(Extracts from a graphics dataset)
..............................

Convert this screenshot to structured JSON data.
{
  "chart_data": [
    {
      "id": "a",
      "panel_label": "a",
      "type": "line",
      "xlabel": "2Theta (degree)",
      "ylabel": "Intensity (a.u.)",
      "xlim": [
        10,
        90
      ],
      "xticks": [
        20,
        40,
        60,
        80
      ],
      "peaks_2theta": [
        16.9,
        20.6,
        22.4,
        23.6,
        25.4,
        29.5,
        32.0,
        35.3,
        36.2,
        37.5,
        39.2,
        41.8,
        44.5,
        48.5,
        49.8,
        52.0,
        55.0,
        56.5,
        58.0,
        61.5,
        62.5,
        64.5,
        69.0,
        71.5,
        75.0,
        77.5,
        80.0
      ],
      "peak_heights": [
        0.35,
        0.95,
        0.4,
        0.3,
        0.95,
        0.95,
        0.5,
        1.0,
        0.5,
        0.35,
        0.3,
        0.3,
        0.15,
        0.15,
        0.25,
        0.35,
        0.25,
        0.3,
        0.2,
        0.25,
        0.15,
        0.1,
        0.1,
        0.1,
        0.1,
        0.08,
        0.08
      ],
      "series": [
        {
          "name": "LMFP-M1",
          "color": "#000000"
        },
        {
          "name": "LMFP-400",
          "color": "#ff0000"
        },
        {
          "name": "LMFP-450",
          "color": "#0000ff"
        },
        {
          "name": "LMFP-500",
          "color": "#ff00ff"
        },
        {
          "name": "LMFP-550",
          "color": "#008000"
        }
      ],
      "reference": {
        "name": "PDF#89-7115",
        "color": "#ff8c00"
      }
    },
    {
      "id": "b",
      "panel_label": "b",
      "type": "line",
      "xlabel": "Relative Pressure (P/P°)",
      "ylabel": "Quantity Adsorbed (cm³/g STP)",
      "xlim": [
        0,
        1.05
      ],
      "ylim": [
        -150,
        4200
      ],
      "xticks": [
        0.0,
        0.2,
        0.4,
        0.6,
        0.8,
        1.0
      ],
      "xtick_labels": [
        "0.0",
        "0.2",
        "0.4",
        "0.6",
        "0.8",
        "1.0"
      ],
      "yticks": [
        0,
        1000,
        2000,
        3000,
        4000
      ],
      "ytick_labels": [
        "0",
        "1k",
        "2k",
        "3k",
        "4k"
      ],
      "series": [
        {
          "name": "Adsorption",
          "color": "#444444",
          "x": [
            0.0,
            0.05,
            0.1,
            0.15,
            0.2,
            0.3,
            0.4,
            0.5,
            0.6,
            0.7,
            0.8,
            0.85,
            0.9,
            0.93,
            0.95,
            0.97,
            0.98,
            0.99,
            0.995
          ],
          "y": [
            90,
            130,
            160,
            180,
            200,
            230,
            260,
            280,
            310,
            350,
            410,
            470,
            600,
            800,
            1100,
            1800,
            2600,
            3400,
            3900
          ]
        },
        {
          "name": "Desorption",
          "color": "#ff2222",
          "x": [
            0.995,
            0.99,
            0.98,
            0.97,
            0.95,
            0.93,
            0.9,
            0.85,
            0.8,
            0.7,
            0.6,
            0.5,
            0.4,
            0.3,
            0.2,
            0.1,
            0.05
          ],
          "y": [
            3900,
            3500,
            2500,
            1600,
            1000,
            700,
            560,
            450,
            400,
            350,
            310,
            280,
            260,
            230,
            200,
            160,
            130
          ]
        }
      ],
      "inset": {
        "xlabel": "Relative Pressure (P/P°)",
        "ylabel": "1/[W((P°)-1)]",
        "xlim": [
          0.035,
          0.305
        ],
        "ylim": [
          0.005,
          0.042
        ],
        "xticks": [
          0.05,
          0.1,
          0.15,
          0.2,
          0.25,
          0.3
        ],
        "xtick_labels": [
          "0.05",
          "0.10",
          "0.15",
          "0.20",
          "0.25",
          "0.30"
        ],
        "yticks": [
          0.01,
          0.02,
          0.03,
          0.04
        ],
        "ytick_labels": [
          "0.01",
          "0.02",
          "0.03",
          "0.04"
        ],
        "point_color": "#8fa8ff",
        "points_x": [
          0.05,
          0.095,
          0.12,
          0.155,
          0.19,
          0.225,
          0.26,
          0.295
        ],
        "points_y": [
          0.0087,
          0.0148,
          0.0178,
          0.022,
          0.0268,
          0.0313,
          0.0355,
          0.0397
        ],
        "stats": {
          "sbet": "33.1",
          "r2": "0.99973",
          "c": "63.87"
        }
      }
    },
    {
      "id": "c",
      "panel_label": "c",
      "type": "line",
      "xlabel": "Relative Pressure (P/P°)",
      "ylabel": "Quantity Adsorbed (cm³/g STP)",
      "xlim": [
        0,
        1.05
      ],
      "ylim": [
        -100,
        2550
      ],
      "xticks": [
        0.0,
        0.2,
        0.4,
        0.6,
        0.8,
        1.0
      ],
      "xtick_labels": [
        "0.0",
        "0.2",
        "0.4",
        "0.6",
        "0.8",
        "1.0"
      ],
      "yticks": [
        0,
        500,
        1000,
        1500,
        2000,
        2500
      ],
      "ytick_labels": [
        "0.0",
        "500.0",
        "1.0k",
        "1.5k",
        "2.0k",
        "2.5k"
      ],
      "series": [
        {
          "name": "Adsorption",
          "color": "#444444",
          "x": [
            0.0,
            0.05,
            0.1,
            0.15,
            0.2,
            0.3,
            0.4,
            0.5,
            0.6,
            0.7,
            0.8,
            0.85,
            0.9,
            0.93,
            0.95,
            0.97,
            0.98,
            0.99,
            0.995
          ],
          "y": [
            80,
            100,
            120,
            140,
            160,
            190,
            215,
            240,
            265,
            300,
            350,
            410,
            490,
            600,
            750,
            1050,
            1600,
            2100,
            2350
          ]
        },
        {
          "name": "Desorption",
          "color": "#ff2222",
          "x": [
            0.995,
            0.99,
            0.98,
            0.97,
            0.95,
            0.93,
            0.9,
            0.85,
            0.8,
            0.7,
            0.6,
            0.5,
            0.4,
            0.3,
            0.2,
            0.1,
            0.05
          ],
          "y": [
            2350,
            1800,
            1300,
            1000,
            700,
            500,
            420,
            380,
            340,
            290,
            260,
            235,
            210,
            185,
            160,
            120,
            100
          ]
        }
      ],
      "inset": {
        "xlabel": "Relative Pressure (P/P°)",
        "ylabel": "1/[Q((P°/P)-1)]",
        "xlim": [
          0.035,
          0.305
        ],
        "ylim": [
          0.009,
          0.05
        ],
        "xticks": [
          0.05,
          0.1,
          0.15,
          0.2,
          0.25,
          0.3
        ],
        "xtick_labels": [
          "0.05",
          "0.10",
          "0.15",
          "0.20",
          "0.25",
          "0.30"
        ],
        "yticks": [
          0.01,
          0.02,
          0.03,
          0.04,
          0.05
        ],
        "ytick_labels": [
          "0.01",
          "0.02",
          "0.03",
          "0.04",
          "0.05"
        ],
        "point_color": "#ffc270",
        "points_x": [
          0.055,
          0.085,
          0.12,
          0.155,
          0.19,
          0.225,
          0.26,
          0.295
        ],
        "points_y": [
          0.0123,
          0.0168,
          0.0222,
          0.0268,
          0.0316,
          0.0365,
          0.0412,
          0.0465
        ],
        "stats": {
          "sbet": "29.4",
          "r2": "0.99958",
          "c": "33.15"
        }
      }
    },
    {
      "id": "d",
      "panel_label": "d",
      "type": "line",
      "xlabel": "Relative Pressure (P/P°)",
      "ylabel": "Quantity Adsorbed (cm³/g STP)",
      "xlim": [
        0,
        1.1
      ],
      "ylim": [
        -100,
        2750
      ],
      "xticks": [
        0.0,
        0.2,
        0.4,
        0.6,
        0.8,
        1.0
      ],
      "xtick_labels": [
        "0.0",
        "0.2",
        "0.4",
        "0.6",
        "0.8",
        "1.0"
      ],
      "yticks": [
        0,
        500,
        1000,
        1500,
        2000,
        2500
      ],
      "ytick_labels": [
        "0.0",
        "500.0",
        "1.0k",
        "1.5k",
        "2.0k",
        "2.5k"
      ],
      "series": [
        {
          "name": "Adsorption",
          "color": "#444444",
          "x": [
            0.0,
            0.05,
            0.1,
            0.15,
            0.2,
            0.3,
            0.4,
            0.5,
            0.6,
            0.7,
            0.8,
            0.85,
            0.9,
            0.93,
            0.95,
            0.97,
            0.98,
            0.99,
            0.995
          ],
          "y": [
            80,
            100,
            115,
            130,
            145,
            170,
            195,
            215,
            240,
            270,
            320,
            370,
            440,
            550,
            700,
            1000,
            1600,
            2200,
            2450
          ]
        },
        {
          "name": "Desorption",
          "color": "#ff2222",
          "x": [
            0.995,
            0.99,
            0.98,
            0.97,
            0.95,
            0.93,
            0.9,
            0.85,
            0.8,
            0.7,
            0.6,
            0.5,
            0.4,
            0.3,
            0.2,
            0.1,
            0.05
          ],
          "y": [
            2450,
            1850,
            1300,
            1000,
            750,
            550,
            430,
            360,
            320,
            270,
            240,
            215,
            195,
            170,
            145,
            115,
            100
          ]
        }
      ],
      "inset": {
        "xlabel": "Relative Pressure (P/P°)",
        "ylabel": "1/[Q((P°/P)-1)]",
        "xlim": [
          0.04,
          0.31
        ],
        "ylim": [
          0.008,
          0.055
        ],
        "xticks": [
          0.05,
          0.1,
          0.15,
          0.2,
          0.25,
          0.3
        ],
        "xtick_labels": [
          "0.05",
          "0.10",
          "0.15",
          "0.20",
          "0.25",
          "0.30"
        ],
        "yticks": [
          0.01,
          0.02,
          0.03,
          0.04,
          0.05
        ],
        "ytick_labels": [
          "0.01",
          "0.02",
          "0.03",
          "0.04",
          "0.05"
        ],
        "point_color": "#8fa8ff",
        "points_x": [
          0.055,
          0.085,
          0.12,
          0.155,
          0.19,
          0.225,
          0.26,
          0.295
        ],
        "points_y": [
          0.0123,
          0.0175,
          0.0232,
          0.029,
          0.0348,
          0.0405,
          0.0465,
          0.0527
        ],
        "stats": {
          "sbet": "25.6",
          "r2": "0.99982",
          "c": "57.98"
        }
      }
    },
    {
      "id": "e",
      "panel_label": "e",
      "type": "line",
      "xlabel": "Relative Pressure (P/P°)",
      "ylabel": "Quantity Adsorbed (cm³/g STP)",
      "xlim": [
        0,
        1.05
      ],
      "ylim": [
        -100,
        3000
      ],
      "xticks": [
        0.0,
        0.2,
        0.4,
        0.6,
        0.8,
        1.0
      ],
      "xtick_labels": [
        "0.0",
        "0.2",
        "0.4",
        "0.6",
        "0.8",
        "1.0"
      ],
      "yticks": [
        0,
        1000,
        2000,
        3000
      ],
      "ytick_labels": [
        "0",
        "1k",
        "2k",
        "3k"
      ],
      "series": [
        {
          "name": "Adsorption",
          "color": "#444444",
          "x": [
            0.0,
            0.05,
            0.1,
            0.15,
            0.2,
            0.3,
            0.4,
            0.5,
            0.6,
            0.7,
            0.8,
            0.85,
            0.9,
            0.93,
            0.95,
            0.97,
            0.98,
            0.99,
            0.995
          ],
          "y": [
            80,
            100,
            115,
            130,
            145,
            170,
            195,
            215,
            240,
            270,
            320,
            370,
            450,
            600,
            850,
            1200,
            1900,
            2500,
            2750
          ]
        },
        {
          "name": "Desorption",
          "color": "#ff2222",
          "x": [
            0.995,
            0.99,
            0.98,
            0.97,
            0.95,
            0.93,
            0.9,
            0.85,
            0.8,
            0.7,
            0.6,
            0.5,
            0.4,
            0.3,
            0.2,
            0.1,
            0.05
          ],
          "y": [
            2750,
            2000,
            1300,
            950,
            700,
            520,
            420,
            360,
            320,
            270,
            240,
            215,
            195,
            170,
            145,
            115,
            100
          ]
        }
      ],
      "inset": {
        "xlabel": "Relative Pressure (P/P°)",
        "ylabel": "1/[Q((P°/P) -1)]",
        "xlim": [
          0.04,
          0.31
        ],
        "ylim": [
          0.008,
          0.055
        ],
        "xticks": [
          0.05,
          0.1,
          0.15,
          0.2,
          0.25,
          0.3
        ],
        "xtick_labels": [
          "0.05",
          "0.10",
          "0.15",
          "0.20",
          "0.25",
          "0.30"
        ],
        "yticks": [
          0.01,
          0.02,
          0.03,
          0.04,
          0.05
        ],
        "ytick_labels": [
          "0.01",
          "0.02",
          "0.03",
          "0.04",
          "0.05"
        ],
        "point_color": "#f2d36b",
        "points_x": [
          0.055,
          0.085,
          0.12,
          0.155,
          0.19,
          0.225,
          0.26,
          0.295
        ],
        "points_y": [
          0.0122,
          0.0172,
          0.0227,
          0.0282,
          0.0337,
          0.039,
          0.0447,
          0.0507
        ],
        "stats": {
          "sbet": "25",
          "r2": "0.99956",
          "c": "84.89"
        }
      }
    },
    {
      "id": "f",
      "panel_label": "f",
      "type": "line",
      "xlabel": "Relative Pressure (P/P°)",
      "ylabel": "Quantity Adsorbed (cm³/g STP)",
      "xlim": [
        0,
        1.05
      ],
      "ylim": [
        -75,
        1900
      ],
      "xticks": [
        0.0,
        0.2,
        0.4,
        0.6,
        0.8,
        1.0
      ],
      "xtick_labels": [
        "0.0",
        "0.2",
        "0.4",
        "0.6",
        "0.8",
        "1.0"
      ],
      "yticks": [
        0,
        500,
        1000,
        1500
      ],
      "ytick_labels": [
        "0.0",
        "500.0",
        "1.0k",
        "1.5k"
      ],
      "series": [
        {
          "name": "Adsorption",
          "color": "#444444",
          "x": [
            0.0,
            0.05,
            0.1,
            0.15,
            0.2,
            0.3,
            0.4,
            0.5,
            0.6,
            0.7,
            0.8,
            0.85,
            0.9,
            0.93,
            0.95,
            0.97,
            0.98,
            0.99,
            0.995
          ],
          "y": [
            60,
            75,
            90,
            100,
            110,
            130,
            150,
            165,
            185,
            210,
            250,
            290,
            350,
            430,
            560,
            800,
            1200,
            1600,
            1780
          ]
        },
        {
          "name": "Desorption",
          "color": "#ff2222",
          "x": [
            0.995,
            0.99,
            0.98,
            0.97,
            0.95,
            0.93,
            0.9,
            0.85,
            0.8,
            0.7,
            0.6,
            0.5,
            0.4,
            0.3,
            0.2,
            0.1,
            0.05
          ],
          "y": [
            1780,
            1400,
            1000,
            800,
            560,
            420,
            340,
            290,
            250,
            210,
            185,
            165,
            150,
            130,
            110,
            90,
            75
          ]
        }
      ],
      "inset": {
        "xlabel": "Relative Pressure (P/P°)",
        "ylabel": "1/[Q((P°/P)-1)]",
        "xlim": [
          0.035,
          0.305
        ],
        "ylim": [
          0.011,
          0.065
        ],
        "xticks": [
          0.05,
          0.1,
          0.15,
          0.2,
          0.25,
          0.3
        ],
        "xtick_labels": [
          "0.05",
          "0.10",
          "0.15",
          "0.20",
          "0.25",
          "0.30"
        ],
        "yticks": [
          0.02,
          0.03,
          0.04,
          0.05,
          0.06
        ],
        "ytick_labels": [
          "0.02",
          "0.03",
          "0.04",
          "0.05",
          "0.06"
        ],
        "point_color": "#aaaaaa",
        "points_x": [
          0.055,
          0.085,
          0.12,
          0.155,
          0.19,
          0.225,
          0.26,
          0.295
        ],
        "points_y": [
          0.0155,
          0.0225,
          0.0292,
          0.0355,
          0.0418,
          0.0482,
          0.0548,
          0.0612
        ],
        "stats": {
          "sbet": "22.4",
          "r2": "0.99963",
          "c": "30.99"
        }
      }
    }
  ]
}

..............................

▶ _Work required_
What is the number of lines in the data above that include the word "LMFP"? Answer with that number only.

▶ _Result of this task_
5